*Information given*.

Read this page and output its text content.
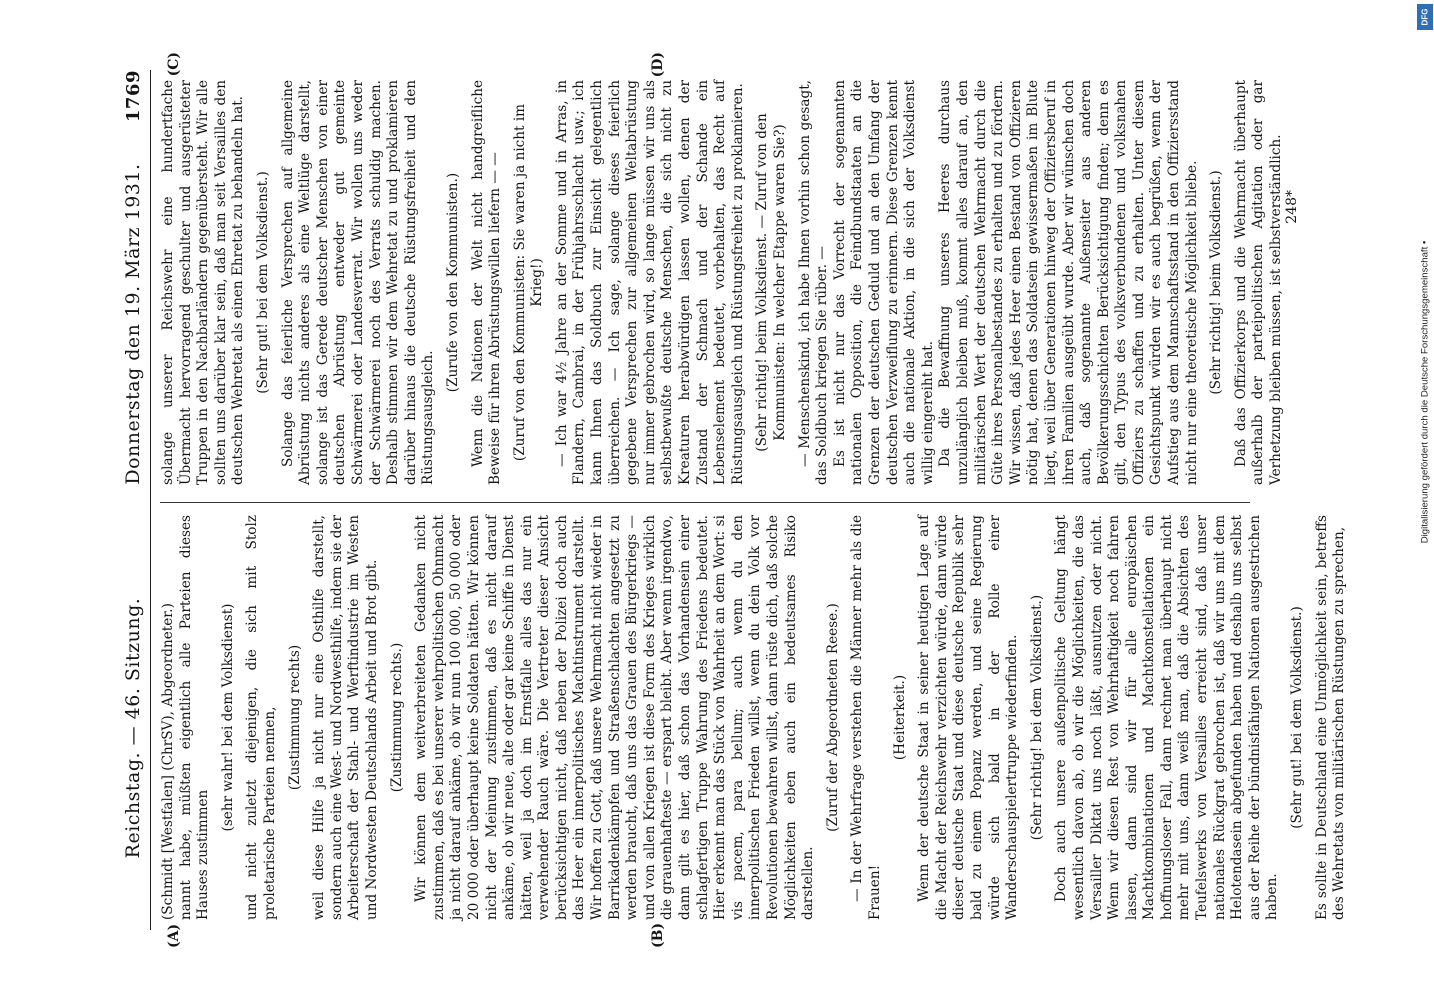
Reichstag. — 46. Sitzung.
Donnerstag den 19. März 1931.
1769
(A)	(B)
(C)	(D)

(Schmidt [Westfalen] (ChrSV), Abgeordneter.) nannt habe, müßten eigentlich alle Parteien dieses Hauses zustimmen

(sehr wahr! bei dem Volksdienst) und nicht zuletzt diejenigen, die sich mit Stolz proletarische Parteien nennen, (Zustimmung rechts) weil diese Hilfe ja nicht nur eine Osthilfe darstellt, sondern auch eine West- und Nordwesthilfe, indem sie der Arbeiterschaft der Stahl- und Werftindustrie im Westen und Nordwesten Deutschlands Arbeit und Brot gibt. (Zustimmung rechts.) Wir können dem weitverbreiteten Gedanken nicht zustimmen, daß es bei unserer wehrpolitischen Ohnmacht ja nicht darauf ankäme, ob wir nun 100 000, 50 000 oder 20 000 oder überhaupt keine Soldaten hätten. Wir können nicht der Meinung zustimmen, daß es nicht darauf ankäme, ob wir neue, alte oder gar keine Schiffe in Dienst hätten, weil ja doch im Ernstfalle alles das nur ein verwehender Rauch wäre. Die Vertreter dieser Ansicht berücksichtigen nicht, daß neben der Polizei doch auch das Heer ein innerpolitisches Machtinstrument darstellt. Wir hoffen zu Gott, daß unsere Wehrmacht nicht wieder in Barrikadenkämpfen und Straßenschlachten angesetzt zu werden braucht, daß uns das Grauen des Bürgerkriegs — und von allen Kriegen ist diese Form des Krieges wirklich die grauenhafteste — erspart bleibt. Aber wenn irgendwo, dann gilt es hier, daß schon das Vorhandensein einer schlagfertigen Truppe Wahrung des Friedens bedeutet. Hier erkennt man das Stück von Wahrheit an dem Wort: si vis pacem, para bellum; auch wenn du den innerpolitischen Frieden willst, wenn du dein Volk vor Revolutionen bewahren willst, dann rüste dich, daß solche Möglichkeiten eben auch ein bedeutsames Risiko darstellen.

(Zuruf der Abgeordneten Reese.) — In der Wehrfrage verstehen die Männer mehr als die Frauen!

(Heiterkeit.) Wenn der deutsche Staat in seiner heutigen Lage auf die Macht der Reichswehr verzichten würde, dann würde dieser deutsche Staat und diese deutsche Republik sehr bald zu einem Popanz werden, und seine Regierung würde sich bald in der Rolle einer Wanderschauspielertruppe wiederfinden. (Sehr richtig! bei dem Volksdienst.) Doch auch unsere außenpolitische Geltung hängt wesentlich davon ab, ob wir die Möglichkeiten, die das Versailler Diktat uns noch läßt, ausnutzen oder nicht. Wenn wir diesen Rest von Wehrhaftigkeit noch fahren lassen, dann sind wir für alle europäischen Machtkombinationen und Machtkonstellationen ein hoffnungsloser Fall, dann rechnet man überhaupt nicht mehr mit uns, dann weiß man, daß die Absichten des Teufelswerks von Versailles erreicht sind, daß unser nationales Rückgrat gebrochen ist, daß wir uns mit dem Helotendasein abgefunden haben und deshalb uns selbst aus der Reihe der bündnisfähigen Nationen ausgestrichen haben.

(Sehr gut! bei dem Volksdienst.) Es sollte in Deutschland eine Unmöglichkeit sein, betreffs des Wehretats von militärischen Rüstungen zu sprechen,

solange unserer Reichswehr eine hundertfache Übermacht hervorragend geschulter und ausgerüsteter Truppen in den Nachbarländern gegenübersteht. Wir alle sollten uns darüber klar sein, daß man seit Versailles den deutschen Wehretat als einen Ehretat zu behandeln hat. (Sehr gut! bei dem Volksdienst.) Solange das feierliche Versprechen auf allgemeine Abrüstung nichts anderes als eine Weltlüge darstellt, solange ist das Gerede deutscher Menschen von einer deutschen Abrüstung entweder gut gemeinte Schwärmerei oder Landesverrat. Wir wollen uns weder der Schwärmerei noch des Verrats schuldig machen. Deshalb stimmen wir dem Wehretat zu und proklamieren darüber hinaus die deutsche Rüstungsfreiheit und den Rüstungsausgleich.

(Zurufe von den Kommunisten.) Wenn die Nationen der Welt nicht handgreifliche Beweise für ihren Abrüstungswillen liefern — — (Zuruf von den Kommunisten: Sie waren ja nicht im Krieg!) — Ich war 4½ Jahre an der Somme und in Arras, in Flandern, Cambrai, in der Frühjahrsschlacht usw.; ich kann Ihnen das Soldbuch zur Einsicht gelegentlich überreichen. — Ich sage, solange dieses feierlich gegebene Versprechen zur allgemeinen Weltabrüstung nur immer gebrochen wird, so lange müssen wir uns als selbstbewußte deutsche Menschen, die sich nicht zu Kreaturen herabwürdigen lassen wollen, denen der Zustand der Schmach und der Schande ein Lebenselement bedeutet, vorbehalten, das Recht auf Rüstungsausgleich und Rüstungsfreiheit zu proklamieren. (Sehr richtig! beim Volksdienst. — Zuruf von den Kommunisten: In welcher Etappe waren Sie?) — Menschenskind, ich habe Ihnen vorhin schon gesagt, das Soldbuch kriegen Sie rüber. — Es ist nicht nur das Vorrecht der sogenannten nationalen Opposition, die Feindbundstaaten an die Grenzen der deutschen Geduld und an den Umfang der deutschen Verzweiflung zu erinnern. Diese Grenzen kennt auch die nationale Aktion, in die sich der Volksdienst willig eingereiht hat. Da die Bewaffnung unseres Heeres durchaus unzulänglich bleiben muß, kommt alles darauf an, den militärischen Wert der deutschen Wehrmacht durch die Güte ihres Personalbestandes zu erhalten und zu fördern. Wir wissen, daß jedes Heer einen Bestand von Offizieren nötig hat, denen das Soldatsein gewissermaßen im Blute liegt, weil über Generationen hinweg der Offiziersberuf in ihren Familien ausgeübt wurde. Aber wir wünschen doch auch, daß sogenannte Außenseiter aus anderen Bevölkerungsschichten Berücksichtigung finden; denn es gilt, den Typus des volksverbundenen und volksnahen Offiziers zu schaffen und zu erhalten. Unter diesem Gesichtspunkt würden wir es auch begrüßen, wenn der Aufstieg aus dem Mannschaftsstand in den Offiziersstand nicht nur eine theoretische Möglichkeit bliebe. (Sehr richtig! beim Volksdienst.) Daß das Offizierkorps und die Wehrmacht überhaupt außerhalb der parteipolitischen Agitation oder gar Verhetzung bleiben müssen, ist selbstverständlich. 248*
DFG
Digitalisierung gefördert durch die Deutsche Forschungsgemeinschaft •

*Task statement*. Copy out every line of the data that includes "mehr".

*Result below*.
(Zuruf der Abgeordneten Reese.) — In der Wehrfrage verstehen die Männer mehr als die Frauen!
(Heiterkeit.) Wenn der deutsche Staat in seiner heutigen Lage auf die Macht der Reichswehr verzichten würde, dann würde dieser deutsche Staat und diese deutsche Republik sehr bald zu einem Popanz werden, und seine Regierung würde sich bald in der Rolle einer Wanderschauspielertruppe wiederfinden. (Sehr richtig! bei dem Volksdienst.) Doch auch unsere außenpolitische Geltung hängt wesentlich davon ab, ob wir die Möglichkeiten, die das Versailler Diktat uns noch läßt, ausnutzen oder nicht. Wenn wir diesen Rest von Wehrhaftigkeit noch fahren lassen, dann sind wir für alle europäischen Machtkombinationen und Machtkonstellationen ein hoffnungsloser Fall, dann rechnet man überhaupt nicht mehr mit uns, dann weiß man, daß die Absichten des Teufelswerks von Versailles erreicht sind, daß unser nationales Rückgrat gebrochen ist, daß wir uns mit dem Helotendasein abgefunden haben und deshalb uns selbst aus der Reihe der bündnisfähigen Nationen ausgestrichen haben.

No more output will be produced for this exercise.